Given records.
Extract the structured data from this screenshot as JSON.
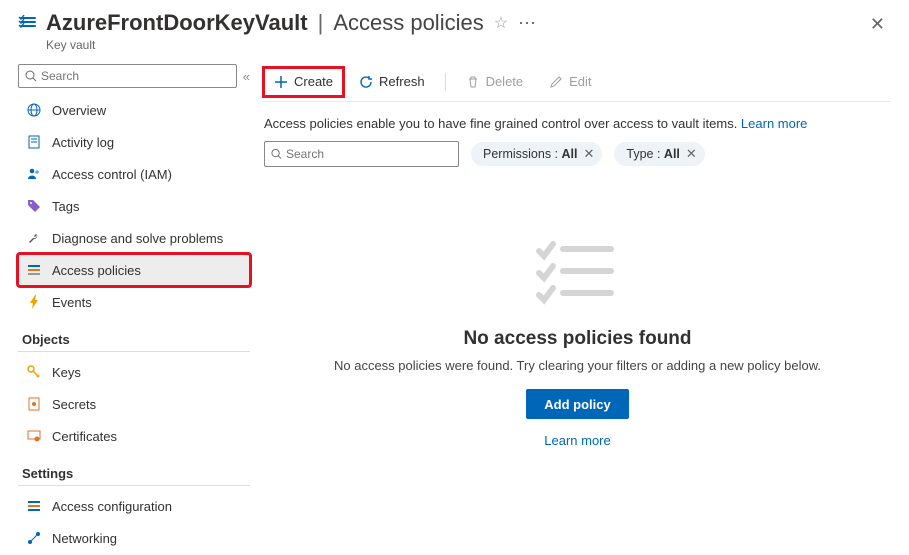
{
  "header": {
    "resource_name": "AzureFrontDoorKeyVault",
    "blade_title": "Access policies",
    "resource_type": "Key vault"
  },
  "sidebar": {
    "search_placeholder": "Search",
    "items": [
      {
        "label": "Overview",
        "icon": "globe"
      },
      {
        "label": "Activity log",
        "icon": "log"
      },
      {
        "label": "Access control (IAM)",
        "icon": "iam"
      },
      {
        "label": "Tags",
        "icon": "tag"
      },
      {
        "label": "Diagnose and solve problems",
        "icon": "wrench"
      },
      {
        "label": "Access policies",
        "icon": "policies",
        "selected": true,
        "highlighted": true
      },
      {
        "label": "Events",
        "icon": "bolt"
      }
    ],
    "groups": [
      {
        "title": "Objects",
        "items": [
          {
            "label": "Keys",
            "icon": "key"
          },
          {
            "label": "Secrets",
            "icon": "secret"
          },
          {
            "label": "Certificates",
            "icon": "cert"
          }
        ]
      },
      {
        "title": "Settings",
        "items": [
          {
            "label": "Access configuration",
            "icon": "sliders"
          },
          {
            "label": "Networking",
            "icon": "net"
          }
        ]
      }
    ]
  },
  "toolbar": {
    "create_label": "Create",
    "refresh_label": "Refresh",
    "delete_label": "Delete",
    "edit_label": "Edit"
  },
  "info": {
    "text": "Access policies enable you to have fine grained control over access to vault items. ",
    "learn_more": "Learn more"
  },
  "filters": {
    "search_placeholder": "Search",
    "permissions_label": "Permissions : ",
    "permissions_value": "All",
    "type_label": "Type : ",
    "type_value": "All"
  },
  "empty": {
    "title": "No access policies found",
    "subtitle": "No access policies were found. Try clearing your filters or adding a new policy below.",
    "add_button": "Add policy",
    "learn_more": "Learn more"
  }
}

---

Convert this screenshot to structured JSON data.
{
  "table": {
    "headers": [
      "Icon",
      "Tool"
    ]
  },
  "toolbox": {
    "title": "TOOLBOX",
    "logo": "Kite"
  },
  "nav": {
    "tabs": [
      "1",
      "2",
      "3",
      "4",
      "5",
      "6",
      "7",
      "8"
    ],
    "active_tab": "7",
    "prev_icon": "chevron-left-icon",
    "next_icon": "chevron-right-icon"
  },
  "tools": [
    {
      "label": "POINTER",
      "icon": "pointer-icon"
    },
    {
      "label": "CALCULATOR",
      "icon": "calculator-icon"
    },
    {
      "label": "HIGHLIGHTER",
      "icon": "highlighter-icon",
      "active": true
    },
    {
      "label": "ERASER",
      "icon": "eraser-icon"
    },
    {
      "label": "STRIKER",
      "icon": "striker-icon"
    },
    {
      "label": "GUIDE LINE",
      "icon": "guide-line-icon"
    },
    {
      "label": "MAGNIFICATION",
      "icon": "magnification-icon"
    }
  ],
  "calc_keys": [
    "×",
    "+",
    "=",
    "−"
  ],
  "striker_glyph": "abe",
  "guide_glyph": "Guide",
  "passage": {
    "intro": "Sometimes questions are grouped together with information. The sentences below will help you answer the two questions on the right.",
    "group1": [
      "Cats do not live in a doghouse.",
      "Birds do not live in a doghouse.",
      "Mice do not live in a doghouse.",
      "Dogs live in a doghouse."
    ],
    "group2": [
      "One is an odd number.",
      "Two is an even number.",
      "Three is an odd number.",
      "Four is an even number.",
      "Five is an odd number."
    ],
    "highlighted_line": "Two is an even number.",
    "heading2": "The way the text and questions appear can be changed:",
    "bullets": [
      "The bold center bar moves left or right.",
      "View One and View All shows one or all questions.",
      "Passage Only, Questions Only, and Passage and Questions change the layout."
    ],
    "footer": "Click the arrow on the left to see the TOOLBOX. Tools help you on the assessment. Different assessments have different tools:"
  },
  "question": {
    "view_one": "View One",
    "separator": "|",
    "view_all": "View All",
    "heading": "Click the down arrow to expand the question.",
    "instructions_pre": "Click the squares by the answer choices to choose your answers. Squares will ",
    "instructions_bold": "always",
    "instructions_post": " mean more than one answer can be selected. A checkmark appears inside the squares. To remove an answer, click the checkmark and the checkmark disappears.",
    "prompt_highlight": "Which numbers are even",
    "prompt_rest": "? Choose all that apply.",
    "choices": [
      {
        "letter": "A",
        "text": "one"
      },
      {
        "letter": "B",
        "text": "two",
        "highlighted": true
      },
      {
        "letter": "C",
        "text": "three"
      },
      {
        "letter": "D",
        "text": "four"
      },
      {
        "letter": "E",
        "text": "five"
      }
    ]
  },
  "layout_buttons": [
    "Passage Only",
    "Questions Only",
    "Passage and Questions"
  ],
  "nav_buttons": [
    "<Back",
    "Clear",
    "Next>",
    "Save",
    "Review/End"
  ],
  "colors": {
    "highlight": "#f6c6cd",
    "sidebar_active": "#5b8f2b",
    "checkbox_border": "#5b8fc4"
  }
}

Exercise. Go through the entries above and pull out each line with "choices" in it.

Reply.
    "instructions_pre": "Click the squares by the answer choices to choose your answers. Squares will ",
    "choices": [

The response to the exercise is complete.